**INPUT MATERIAL:**
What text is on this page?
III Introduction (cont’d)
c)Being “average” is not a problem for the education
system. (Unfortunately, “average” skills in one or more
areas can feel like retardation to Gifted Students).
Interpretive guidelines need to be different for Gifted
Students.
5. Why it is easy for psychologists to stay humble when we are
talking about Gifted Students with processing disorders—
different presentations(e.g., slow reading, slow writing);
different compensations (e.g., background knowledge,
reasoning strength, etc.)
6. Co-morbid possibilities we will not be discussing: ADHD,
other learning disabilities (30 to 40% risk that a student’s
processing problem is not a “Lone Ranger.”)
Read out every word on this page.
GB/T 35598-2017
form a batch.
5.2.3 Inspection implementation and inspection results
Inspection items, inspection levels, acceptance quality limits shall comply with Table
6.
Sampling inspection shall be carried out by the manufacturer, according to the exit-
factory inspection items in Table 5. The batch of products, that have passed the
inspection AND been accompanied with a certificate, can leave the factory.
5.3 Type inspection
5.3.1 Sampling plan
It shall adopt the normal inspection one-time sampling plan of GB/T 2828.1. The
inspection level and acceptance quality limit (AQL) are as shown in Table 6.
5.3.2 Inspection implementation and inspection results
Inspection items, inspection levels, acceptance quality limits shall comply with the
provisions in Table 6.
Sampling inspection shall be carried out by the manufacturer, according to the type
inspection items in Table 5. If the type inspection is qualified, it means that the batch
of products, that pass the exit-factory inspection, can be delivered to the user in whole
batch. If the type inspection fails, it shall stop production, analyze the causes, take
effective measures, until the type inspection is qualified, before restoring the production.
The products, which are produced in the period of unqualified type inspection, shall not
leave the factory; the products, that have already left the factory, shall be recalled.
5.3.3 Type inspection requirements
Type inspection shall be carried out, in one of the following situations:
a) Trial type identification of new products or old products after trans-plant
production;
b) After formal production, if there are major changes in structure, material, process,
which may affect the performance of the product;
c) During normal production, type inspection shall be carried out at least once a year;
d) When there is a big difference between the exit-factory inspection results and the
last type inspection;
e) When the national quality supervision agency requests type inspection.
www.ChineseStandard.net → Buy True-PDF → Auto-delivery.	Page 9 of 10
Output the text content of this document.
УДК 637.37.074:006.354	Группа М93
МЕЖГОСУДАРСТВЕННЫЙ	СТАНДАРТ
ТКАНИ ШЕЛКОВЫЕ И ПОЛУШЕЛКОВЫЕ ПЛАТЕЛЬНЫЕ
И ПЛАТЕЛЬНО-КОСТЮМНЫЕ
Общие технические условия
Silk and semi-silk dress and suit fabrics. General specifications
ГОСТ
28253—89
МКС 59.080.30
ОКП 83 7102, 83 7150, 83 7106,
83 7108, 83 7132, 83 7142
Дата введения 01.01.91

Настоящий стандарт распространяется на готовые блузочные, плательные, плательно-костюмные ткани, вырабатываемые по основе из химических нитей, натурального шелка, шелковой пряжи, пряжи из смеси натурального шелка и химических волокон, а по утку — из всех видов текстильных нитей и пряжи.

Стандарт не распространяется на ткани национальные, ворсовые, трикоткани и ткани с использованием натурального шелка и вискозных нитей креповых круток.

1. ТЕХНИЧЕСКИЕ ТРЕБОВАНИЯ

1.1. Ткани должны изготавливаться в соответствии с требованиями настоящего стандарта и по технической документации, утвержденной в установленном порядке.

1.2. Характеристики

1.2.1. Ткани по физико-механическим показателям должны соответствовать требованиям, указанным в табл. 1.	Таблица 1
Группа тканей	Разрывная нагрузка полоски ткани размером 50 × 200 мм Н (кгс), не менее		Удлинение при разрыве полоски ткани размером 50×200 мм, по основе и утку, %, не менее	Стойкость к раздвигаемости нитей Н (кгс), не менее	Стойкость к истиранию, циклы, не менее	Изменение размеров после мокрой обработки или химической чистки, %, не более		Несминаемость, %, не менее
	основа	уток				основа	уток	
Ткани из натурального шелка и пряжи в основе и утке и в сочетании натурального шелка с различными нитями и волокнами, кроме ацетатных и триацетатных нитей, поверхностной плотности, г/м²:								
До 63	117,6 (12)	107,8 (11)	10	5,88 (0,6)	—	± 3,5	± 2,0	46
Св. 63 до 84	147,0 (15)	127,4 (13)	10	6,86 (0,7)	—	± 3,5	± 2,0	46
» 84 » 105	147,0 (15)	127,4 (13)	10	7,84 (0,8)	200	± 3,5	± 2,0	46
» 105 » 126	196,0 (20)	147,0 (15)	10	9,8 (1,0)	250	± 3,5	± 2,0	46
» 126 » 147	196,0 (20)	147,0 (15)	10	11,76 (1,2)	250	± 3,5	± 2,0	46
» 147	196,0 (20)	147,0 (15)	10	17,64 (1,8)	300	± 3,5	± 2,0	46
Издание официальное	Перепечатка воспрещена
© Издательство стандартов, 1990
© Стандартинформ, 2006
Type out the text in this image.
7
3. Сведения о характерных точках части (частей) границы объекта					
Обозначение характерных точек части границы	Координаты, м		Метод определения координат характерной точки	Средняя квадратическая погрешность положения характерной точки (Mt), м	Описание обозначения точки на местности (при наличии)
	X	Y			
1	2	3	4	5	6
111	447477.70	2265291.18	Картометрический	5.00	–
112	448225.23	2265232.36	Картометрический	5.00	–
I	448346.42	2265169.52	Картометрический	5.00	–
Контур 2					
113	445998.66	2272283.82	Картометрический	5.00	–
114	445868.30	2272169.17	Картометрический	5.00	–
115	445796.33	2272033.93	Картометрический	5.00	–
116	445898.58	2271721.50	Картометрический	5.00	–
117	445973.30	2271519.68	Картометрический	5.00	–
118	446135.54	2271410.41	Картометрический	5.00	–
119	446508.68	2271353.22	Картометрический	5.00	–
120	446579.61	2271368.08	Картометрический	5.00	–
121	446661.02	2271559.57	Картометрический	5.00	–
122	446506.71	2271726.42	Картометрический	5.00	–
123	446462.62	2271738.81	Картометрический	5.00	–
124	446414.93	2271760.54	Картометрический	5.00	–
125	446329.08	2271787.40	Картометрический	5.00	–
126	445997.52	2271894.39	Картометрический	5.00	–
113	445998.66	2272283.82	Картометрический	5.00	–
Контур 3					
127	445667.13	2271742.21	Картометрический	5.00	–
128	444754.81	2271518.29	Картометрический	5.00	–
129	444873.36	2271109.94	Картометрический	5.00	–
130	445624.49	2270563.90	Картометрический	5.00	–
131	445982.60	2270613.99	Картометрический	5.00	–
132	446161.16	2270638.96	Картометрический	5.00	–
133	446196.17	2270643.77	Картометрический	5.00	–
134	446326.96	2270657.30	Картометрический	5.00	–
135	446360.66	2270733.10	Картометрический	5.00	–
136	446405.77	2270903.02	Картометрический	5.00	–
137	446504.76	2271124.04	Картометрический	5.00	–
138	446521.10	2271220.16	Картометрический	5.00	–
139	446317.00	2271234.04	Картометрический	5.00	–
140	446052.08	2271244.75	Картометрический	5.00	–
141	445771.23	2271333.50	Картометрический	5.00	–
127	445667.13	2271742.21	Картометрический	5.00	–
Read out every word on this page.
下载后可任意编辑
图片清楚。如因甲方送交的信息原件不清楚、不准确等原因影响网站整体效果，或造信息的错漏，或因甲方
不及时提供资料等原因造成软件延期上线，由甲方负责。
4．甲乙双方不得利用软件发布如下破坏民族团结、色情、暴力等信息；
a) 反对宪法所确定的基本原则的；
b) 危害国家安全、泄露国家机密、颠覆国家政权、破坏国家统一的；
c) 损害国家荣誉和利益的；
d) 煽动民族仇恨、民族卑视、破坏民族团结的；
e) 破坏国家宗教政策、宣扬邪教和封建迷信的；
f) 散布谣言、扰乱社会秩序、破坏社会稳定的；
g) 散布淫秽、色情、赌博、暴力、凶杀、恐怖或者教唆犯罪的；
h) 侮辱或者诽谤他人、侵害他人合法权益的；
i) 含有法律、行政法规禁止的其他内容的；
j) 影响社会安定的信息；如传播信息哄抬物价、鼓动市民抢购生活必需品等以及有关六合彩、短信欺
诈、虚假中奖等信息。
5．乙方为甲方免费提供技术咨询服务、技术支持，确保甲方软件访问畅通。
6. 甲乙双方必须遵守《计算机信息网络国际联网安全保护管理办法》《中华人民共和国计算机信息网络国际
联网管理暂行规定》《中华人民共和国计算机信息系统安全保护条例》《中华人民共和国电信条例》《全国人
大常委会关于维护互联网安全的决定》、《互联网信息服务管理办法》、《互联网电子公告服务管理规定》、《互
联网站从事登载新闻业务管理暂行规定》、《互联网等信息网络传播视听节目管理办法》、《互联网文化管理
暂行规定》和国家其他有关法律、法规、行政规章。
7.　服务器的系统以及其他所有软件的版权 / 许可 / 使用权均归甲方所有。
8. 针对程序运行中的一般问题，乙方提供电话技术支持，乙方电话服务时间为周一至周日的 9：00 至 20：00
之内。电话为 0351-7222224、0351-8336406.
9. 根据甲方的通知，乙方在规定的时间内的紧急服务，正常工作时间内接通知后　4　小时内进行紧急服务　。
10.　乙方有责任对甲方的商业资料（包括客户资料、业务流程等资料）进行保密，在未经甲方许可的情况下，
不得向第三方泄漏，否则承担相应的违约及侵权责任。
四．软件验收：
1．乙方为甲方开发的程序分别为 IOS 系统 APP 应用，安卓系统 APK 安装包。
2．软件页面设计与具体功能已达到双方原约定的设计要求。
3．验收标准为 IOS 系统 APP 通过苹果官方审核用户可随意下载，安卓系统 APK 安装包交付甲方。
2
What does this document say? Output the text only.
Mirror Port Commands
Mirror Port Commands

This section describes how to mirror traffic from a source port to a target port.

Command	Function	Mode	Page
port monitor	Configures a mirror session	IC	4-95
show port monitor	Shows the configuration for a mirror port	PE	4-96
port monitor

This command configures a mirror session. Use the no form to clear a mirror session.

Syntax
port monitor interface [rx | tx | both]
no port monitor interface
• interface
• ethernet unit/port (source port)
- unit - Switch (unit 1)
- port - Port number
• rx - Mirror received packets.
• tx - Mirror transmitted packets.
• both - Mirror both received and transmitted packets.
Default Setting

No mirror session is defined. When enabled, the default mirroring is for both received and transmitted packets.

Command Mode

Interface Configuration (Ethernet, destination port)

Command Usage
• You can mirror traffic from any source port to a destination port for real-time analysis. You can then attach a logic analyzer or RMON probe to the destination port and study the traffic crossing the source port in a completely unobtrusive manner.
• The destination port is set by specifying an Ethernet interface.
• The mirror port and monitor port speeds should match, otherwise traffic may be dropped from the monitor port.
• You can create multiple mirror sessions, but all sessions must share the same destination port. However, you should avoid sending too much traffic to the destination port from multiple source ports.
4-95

**PROBLEM TO SOLVE:**
Among the entries above, how many lines include the word "Группа"? Give the number with no comment.

**SOLUTION TO THE EXERCISE:**
2